Transcribe the listing lines starting at the one containing "Enumerate the UI" and ending at the one containing "map-label: MURO 101.95: [137, 408, 202, 418]", with both of those lines included.

:: Given data ::

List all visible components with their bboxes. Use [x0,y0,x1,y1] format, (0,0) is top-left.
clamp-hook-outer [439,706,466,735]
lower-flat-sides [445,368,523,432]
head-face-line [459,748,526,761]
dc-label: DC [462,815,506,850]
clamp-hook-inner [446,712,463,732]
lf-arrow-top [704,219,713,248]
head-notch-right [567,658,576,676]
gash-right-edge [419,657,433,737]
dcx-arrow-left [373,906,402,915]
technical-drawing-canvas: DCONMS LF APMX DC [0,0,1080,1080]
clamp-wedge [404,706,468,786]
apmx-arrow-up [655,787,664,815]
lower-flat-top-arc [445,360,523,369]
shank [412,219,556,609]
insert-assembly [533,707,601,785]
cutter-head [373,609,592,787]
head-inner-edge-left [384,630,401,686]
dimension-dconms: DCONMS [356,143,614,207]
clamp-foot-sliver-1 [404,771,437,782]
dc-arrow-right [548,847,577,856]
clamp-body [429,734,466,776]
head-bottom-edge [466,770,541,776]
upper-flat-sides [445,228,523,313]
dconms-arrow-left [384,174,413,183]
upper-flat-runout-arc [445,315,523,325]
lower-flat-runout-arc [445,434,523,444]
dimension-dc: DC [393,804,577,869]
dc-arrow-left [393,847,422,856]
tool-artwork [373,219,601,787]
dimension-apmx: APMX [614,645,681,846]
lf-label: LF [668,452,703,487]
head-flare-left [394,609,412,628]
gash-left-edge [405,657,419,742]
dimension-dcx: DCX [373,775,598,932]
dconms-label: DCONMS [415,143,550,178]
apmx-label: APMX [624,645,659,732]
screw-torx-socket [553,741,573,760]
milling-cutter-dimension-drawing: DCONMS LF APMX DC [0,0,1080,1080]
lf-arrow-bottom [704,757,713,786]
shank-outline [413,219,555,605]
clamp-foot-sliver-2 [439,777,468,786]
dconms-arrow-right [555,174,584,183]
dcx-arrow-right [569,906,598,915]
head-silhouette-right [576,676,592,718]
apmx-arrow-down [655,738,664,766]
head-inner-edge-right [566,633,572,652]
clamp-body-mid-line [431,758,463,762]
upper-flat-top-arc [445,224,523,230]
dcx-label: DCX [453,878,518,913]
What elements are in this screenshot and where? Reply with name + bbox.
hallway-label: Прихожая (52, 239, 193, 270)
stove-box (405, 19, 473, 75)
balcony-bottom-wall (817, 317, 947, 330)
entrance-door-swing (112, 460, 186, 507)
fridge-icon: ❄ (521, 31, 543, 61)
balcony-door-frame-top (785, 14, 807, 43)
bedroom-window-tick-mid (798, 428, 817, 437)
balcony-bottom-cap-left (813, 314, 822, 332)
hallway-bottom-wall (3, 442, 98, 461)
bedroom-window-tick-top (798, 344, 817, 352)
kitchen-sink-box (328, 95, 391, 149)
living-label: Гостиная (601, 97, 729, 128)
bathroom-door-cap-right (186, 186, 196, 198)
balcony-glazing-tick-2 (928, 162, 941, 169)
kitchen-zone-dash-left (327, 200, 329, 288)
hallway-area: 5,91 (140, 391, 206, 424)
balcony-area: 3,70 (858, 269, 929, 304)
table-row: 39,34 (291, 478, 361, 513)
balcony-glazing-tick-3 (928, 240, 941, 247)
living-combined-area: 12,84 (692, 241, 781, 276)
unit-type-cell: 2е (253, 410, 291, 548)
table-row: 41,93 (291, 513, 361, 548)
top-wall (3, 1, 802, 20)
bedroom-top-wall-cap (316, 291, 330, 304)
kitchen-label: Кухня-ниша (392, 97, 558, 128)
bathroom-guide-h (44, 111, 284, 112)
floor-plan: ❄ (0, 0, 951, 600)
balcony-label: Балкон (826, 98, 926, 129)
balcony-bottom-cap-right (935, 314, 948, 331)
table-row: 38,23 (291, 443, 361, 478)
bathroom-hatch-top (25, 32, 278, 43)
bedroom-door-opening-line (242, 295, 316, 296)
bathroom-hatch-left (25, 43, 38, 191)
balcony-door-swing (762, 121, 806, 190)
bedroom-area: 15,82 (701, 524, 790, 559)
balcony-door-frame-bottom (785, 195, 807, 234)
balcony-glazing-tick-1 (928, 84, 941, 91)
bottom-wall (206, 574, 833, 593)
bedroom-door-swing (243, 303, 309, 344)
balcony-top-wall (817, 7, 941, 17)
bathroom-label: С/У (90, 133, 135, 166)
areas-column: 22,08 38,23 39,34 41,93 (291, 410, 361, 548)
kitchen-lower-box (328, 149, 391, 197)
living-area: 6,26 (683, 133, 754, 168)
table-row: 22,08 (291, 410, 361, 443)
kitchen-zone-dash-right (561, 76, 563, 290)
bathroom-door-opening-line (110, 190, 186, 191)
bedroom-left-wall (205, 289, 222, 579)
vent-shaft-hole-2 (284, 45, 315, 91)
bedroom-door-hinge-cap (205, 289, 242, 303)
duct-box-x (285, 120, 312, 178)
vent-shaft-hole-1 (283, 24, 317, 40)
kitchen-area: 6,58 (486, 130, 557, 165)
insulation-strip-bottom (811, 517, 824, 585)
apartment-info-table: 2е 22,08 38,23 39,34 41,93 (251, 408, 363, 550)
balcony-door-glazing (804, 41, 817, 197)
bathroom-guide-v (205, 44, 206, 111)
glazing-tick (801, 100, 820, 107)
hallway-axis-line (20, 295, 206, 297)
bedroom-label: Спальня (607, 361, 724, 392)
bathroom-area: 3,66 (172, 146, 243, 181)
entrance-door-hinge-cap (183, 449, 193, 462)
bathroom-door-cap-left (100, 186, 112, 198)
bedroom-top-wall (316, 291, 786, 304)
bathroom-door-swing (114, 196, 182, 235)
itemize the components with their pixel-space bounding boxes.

:::
:: Given data ::

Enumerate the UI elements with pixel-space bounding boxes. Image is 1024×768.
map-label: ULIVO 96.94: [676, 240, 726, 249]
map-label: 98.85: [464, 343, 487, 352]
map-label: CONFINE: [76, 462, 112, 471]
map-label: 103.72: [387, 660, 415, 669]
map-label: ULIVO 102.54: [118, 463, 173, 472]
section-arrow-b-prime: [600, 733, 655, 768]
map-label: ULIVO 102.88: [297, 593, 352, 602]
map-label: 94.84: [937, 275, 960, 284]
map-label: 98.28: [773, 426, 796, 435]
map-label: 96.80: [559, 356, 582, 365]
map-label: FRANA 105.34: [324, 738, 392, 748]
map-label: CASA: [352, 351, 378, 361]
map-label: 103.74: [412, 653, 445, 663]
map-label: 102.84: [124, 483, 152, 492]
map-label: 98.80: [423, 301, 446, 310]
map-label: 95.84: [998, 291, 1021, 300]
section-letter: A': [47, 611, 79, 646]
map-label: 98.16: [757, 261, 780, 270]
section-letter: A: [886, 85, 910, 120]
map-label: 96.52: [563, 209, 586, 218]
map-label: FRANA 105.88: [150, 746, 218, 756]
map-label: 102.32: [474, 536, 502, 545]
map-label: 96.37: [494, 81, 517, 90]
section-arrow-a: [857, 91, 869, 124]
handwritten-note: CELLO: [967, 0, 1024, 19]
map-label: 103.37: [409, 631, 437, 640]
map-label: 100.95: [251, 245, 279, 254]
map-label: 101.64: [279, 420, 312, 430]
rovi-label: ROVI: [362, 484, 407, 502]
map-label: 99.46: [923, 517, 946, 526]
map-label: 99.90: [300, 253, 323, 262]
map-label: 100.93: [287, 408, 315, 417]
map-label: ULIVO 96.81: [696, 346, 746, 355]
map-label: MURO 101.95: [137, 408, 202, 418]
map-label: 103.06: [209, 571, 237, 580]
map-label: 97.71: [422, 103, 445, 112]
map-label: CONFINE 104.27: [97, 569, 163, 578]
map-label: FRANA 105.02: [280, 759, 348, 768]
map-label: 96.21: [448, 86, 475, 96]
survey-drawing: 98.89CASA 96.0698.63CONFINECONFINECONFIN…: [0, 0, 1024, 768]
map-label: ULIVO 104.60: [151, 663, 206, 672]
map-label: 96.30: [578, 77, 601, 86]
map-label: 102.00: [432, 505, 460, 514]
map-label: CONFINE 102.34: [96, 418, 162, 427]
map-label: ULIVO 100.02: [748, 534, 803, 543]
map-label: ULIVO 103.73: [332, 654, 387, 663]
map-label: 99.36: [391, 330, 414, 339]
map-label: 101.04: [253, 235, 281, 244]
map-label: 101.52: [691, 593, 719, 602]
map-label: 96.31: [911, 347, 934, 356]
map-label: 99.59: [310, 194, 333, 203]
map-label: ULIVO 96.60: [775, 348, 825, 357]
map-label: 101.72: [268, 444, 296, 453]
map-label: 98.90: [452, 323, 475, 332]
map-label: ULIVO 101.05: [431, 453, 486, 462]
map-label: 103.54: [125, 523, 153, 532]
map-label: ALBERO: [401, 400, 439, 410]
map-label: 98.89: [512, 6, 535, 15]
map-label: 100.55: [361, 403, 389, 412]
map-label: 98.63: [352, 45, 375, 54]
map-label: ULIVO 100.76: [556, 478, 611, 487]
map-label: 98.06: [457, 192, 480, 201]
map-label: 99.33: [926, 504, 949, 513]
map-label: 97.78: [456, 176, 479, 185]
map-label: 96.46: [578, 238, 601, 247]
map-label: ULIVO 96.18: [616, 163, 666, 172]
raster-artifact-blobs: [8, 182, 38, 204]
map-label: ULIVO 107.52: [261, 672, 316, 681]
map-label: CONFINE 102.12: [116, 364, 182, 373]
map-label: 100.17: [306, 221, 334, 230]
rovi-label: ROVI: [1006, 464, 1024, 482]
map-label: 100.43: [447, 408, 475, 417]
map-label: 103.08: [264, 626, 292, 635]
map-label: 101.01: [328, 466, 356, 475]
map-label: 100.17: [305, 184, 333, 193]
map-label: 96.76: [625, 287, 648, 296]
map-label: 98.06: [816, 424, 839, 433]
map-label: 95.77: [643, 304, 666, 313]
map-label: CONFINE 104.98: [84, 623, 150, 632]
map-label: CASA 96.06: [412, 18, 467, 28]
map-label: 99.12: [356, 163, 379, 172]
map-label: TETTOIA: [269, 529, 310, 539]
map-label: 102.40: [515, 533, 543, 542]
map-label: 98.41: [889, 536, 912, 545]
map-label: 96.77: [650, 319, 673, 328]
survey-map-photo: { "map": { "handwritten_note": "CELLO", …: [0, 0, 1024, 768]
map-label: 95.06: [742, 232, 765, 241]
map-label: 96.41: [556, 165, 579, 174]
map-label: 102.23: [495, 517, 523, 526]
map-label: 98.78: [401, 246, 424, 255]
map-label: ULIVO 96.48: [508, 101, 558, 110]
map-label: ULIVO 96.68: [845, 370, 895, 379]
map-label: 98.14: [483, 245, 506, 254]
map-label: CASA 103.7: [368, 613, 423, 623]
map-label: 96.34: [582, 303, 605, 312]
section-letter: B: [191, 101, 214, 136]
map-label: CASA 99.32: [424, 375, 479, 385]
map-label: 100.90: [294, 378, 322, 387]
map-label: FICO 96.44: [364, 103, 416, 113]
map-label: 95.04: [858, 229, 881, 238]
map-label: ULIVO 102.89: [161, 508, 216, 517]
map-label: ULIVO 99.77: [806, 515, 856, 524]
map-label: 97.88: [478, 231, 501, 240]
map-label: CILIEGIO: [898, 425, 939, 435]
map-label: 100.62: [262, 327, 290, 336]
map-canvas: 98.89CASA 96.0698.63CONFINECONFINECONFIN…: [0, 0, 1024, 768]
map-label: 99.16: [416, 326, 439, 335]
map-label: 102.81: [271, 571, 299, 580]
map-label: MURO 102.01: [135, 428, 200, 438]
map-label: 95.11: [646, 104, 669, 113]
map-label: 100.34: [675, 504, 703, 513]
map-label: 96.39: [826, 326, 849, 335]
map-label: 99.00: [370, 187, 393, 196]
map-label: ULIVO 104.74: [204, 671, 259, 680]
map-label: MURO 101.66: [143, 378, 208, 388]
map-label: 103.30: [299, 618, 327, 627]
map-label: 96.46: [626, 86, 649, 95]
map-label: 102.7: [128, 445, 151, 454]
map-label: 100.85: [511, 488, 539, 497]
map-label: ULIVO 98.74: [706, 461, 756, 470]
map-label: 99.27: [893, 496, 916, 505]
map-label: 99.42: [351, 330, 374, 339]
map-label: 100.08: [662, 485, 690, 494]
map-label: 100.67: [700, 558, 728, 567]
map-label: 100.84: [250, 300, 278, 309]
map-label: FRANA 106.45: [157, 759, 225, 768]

:::
:: Given data ::

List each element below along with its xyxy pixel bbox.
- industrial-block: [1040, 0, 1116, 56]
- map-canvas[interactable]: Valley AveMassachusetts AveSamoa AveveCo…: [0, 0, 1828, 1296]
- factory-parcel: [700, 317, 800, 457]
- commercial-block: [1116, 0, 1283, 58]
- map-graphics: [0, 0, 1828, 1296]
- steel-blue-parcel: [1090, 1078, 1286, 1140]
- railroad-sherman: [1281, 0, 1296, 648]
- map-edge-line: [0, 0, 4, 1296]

:::

> _Result of this exercise_
Enumerate the UI elements with pixel-space bounding boxes. Image is 1024×768.
map-label: ULIVO 96.94: [676, 240, 726, 249]
map-label: 98.85: [464, 343, 487, 352]
map-label: CONFINE: [76, 462, 112, 471]
map-label: 103.72: [387, 660, 415, 669]
map-label: ULIVO 102.54: [118, 463, 173, 472]
section-arrow-b-prime: [600, 733, 655, 768]
map-label: ULIVO 102.88: [297, 593, 352, 602]
map-label: 94.84: [937, 275, 960, 284]
map-label: 98.28: [773, 426, 796, 435]
map-label: 96.80: [559, 356, 582, 365]
map-label: FRANA 105.34: [324, 738, 392, 748]
map-label: CASA: [352, 351, 378, 361]
map-label: 103.74: [412, 653, 445, 663]
map-label: 102.84: [124, 483, 152, 492]
map-label: 98.80: [423, 301, 446, 310]
map-label: 95.84: [998, 291, 1021, 300]
section-letter: A': [47, 611, 79, 646]
map-label: 98.16: [757, 261, 780, 270]
section-letter: A: [886, 85, 910, 120]
map-label: 96.52: [563, 209, 586, 218]
map-label: FRANA 105.88: [150, 746, 218, 756]
map-label: 102.32: [474, 536, 502, 545]
map-label: 96.37: [494, 81, 517, 90]
section-arrow-a: [857, 91, 869, 124]
handwritten-note: CELLO: [967, 0, 1024, 19]
map-label: 103.37: [409, 631, 437, 640]
map-label: 100.95: [251, 245, 279, 254]
map-label: 101.64: [279, 420, 312, 430]
rovi-label: ROVI: [362, 484, 407, 502]
map-label: 99.46: [923, 517, 946, 526]
map-label: 99.90: [300, 253, 323, 262]
map-label: 100.93: [287, 408, 315, 417]
map-label: ULIVO 96.81: [696, 346, 746, 355]
map-label: MURO 101.95: [137, 408, 202, 418]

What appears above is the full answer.